What is required: Go through the listing below and gather every line with the word "αναλγητικών".

* BEGIN *

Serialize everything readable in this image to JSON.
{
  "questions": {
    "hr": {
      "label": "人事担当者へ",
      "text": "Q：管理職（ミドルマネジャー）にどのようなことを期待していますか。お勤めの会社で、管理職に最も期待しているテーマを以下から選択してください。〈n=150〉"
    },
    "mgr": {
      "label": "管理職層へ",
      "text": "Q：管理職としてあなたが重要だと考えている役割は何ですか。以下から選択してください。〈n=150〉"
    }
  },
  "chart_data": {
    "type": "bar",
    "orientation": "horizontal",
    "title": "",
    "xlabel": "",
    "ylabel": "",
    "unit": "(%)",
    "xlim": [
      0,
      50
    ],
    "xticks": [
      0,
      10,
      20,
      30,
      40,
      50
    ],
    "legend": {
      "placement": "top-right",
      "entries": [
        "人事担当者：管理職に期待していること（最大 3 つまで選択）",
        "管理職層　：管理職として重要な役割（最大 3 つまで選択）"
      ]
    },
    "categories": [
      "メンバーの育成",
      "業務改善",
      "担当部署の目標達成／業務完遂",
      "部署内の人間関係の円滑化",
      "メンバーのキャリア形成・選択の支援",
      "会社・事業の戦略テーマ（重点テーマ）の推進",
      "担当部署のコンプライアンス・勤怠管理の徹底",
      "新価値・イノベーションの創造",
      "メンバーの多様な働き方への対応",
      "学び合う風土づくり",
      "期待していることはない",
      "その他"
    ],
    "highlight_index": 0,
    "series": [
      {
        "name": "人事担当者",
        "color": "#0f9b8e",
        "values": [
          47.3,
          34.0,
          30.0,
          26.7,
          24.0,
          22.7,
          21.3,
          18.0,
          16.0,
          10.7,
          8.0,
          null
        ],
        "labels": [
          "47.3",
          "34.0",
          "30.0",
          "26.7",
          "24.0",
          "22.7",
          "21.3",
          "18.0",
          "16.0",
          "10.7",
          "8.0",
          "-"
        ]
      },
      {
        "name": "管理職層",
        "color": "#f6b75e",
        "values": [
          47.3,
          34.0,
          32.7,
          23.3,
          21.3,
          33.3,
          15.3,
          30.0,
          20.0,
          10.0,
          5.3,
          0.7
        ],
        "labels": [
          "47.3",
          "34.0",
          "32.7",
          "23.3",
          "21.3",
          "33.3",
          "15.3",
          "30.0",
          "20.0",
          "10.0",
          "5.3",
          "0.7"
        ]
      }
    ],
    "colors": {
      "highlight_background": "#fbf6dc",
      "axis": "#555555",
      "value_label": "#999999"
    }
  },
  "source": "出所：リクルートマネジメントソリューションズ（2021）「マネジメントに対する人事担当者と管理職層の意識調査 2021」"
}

* END *
* BEGIN *

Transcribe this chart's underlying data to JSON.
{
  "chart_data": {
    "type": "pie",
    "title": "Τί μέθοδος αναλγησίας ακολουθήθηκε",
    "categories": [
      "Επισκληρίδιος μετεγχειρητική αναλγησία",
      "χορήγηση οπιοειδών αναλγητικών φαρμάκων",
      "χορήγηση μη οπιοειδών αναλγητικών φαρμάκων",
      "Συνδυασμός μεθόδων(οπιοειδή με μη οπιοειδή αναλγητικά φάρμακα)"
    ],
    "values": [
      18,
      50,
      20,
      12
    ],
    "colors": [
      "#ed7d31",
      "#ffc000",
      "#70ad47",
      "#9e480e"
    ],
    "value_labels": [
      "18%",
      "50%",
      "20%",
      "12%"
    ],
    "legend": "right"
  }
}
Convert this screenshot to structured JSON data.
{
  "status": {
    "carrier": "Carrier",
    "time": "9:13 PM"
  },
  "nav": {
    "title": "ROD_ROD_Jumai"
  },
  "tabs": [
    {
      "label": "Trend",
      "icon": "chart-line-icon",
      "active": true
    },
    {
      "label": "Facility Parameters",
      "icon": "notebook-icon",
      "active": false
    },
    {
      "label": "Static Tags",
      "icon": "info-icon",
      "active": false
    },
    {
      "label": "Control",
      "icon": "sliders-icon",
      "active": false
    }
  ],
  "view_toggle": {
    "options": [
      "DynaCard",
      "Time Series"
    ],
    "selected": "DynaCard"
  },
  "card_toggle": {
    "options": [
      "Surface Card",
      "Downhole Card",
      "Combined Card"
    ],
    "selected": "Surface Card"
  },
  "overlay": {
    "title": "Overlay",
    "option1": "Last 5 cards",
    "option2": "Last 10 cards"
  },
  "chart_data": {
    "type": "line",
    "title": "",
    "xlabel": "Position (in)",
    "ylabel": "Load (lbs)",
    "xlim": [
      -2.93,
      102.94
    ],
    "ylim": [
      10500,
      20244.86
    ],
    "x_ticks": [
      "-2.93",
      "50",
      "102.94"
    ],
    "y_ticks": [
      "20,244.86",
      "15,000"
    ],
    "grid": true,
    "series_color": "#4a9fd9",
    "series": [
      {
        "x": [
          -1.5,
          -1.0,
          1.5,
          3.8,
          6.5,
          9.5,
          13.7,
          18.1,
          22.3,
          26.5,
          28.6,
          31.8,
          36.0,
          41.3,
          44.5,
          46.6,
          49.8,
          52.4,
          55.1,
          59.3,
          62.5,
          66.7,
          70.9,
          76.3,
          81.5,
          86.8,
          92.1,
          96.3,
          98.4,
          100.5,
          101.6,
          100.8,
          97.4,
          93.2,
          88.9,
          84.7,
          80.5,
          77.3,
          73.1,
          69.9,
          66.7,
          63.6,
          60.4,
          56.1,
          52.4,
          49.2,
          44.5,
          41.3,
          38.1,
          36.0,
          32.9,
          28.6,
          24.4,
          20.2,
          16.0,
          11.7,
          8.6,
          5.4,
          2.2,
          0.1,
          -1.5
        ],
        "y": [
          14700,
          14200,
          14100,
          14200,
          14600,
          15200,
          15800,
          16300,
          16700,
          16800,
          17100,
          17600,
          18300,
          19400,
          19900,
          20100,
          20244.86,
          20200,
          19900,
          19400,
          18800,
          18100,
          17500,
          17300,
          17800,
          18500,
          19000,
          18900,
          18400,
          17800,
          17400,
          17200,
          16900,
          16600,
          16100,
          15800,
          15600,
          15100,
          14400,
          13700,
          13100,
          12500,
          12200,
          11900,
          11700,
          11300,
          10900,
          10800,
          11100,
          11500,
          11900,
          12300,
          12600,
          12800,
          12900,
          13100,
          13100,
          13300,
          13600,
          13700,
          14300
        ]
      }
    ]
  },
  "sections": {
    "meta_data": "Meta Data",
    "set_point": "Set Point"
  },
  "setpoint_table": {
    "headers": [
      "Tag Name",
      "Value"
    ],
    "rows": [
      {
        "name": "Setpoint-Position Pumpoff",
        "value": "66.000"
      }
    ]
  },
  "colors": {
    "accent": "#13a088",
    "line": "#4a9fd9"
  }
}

* END *

Solution to this problem:
      "χορήγηση οπιοειδών αναλγητικών φαρμάκων",
      "χορήγηση μη οπιοειδών αναλγητικών φαρμάκων",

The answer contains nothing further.